Göreviniz: Aşağıdaki verinin tüm satırlarını, "Total Student Count" ifadesini "Number of Students" ile değiştirerek ve başka hiçbir şeye dokunmadan yeniden yaz.

Gösterilen malzeme:
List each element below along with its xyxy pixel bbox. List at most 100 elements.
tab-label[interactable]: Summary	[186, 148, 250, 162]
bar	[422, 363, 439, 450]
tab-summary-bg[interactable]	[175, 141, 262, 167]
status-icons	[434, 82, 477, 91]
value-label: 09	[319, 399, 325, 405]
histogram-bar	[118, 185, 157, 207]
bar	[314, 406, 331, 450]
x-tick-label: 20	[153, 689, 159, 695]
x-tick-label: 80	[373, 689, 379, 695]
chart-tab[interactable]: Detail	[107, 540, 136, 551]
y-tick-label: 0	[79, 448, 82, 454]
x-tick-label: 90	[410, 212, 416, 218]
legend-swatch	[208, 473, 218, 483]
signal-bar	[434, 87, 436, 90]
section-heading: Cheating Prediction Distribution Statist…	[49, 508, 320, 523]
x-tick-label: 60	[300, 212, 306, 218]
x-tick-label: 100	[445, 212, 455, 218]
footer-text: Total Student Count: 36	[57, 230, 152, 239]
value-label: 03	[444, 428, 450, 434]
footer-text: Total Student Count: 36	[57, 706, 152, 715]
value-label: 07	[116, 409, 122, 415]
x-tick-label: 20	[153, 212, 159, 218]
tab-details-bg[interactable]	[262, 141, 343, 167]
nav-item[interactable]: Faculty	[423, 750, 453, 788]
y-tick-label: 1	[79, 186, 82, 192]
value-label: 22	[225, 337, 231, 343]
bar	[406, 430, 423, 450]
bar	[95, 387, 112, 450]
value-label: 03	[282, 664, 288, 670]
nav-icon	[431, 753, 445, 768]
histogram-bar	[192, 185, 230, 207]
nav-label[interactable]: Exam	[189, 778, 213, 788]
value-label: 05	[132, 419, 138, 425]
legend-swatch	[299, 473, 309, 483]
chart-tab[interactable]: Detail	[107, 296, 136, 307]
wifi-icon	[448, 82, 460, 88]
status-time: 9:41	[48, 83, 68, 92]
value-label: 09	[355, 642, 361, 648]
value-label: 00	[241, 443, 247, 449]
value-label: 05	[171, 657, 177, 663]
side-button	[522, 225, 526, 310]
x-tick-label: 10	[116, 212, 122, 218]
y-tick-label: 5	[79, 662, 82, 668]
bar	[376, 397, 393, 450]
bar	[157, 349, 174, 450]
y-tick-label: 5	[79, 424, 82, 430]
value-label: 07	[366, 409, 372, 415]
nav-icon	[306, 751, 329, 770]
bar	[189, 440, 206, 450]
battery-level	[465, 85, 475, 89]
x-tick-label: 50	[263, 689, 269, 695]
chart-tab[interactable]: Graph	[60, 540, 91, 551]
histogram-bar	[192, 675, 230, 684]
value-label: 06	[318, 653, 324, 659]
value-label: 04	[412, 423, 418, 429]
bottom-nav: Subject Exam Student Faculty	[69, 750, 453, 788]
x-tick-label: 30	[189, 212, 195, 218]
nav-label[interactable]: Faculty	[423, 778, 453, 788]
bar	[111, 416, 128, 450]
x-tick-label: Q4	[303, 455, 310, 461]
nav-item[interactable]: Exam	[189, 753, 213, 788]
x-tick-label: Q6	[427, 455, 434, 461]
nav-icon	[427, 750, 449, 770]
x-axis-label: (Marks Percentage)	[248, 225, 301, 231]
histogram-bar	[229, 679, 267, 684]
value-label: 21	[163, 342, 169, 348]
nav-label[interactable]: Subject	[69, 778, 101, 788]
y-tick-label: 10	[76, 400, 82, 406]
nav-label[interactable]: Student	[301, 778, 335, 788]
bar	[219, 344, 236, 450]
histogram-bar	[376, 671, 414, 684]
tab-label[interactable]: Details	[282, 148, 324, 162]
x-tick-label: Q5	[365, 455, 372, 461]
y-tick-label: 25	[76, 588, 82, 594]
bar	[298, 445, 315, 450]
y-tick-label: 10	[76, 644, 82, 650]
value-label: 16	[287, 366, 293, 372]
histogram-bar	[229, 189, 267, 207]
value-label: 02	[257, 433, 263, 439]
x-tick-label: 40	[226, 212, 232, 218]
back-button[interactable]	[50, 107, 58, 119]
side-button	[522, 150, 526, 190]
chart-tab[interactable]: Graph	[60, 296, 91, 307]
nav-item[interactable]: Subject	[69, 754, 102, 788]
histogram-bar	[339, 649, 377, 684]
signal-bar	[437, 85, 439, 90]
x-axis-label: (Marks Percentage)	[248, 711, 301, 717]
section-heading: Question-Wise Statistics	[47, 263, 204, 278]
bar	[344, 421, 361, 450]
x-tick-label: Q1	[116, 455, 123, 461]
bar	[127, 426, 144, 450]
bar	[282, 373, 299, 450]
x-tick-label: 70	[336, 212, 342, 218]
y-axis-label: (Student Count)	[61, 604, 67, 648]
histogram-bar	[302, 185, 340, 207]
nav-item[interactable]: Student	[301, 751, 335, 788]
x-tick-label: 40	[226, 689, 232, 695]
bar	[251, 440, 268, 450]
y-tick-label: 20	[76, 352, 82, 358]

Alıştırmanın çözümü:
List each element below along with its xyxy pixel bbox. List at most 100 elements.
tab-label[interactable]: Summary	[186, 148, 250, 162]
bar	[422, 363, 439, 450]
tab-summary-bg[interactable]	[175, 141, 262, 167]
status-icons	[434, 82, 477, 91]
value-label: 09	[319, 399, 325, 405]
histogram-bar	[118, 185, 157, 207]
bar	[314, 406, 331, 450]
x-tick-label: 20	[153, 689, 159, 695]
x-tick-label: 80	[373, 689, 379, 695]
chart-tab[interactable]: Detail	[107, 540, 136, 551]
y-tick-label: 0	[79, 448, 82, 454]
x-tick-label: 90	[410, 212, 416, 218]
legend-swatch	[208, 473, 218, 483]
signal-bar	[434, 87, 436, 90]
section-heading: Cheating Prediction Distribution Statist…	[49, 508, 320, 523]
x-tick-label: 60	[300, 212, 306, 218]
x-tick-label: 100	[445, 212, 455, 218]
footer-text: Number of Students: 36	[57, 230, 152, 239]
value-label: 03	[444, 428, 450, 434]
footer-text: Number of Students: 36	[57, 706, 152, 715]
value-label: 07	[116, 409, 122, 415]
x-tick-label: 20	[153, 212, 159, 218]
tab-details-bg[interactable]	[262, 141, 343, 167]
nav-item[interactable]: Faculty	[423, 750, 453, 788]
y-tick-label: 1	[79, 186, 82, 192]
value-label: 22	[225, 337, 231, 343]
bar	[406, 430, 423, 450]
bar	[95, 387, 112, 450]
value-label: 03	[282, 664, 288, 670]
nav-icon	[431, 753, 445, 768]
histogram-bar	[192, 185, 230, 207]
nav-label[interactable]: Exam	[189, 778, 213, 788]
value-label: 05	[132, 419, 138, 425]
legend-swatch	[299, 473, 309, 483]
chart-tab[interactable]: Detail	[107, 296, 136, 307]
wifi-icon	[448, 82, 460, 88]
status-time: 9:41	[48, 83, 68, 92]
value-label: 09	[355, 642, 361, 648]
value-label: 00	[241, 443, 247, 449]
value-label: 05	[171, 657, 177, 663]
side-button	[522, 225, 526, 310]
x-tick-label: 10	[116, 212, 122, 218]
y-tick-label: 5	[79, 662, 82, 668]
bar	[376, 397, 393, 450]
bar	[157, 349, 174, 450]
y-tick-label: 5	[79, 424, 82, 430]
value-label: 07	[366, 409, 372, 415]
nav-icon	[306, 751, 329, 770]
bar	[189, 440, 206, 450]
battery-level	[465, 85, 475, 89]
x-tick-label: 50	[263, 689, 269, 695]
chart-tab[interactable]: Graph	[60, 540, 91, 551]
histogram-bar	[192, 675, 230, 684]
value-label: 06	[318, 653, 324, 659]
value-label: 04	[412, 423, 418, 429]
bottom-nav: Subject Exam Student Faculty	[69, 750, 453, 788]
x-tick-label: 30	[189, 212, 195, 218]
nav-label[interactable]: Faculty	[423, 778, 453, 788]
bar	[111, 416, 128, 450]
x-tick-label: Q4	[303, 455, 310, 461]
nav-item[interactable]: Exam	[189, 753, 213, 788]
x-tick-label: Q6	[427, 455, 434, 461]
nav-icon	[427, 750, 449, 770]
x-axis-label: (Marks Percentage)	[248, 225, 301, 231]
histogram-bar	[229, 679, 267, 684]
value-label: 21	[163, 342, 169, 348]
nav-label[interactable]: Subject	[69, 778, 101, 788]
y-tick-label: 10	[76, 400, 82, 406]
nav-label[interactable]: Student	[301, 778, 335, 788]
bar	[219, 344, 236, 450]
histogram-bar	[376, 671, 414, 684]
tab-label[interactable]: Details	[282, 148, 324, 162]
x-tick-label: Q5	[365, 455, 372, 461]
y-tick-label: 25	[76, 588, 82, 594]
bar	[298, 445, 315, 450]
y-tick-label: 10	[76, 644, 82, 650]
value-label: 16	[287, 366, 293, 372]
histogram-bar	[229, 189, 267, 207]
value-label: 02	[257, 433, 263, 439]
x-tick-label: 40	[226, 212, 232, 218]
back-button[interactable]	[50, 107, 58, 119]
side-button	[522, 150, 526, 190]
chart-tab[interactable]: Graph	[60, 296, 91, 307]
nav-item[interactable]: Subject	[69, 754, 102, 788]
histogram-bar	[339, 649, 377, 684]
signal-bar	[437, 85, 439, 90]
x-axis-label: (Marks Percentage)	[248, 711, 301, 717]
section-heading: Question-Wise Statistics	[47, 263, 204, 278]
bar	[344, 421, 361, 450]
x-tick-label: Q1	[116, 455, 123, 461]
bar	[127, 426, 144, 450]
bar	[282, 373, 299, 450]
x-tick-label: 70	[336, 212, 342, 218]
y-axis-label: (Student Count)	[61, 604, 67, 648]
histogram-bar	[302, 185, 340, 207]
nav-item[interactable]: Student	[301, 751, 335, 788]
x-tick-label: 40	[226, 689, 232, 695]
bar	[251, 440, 268, 450]
y-tick-label: 20	[76, 352, 82, 358]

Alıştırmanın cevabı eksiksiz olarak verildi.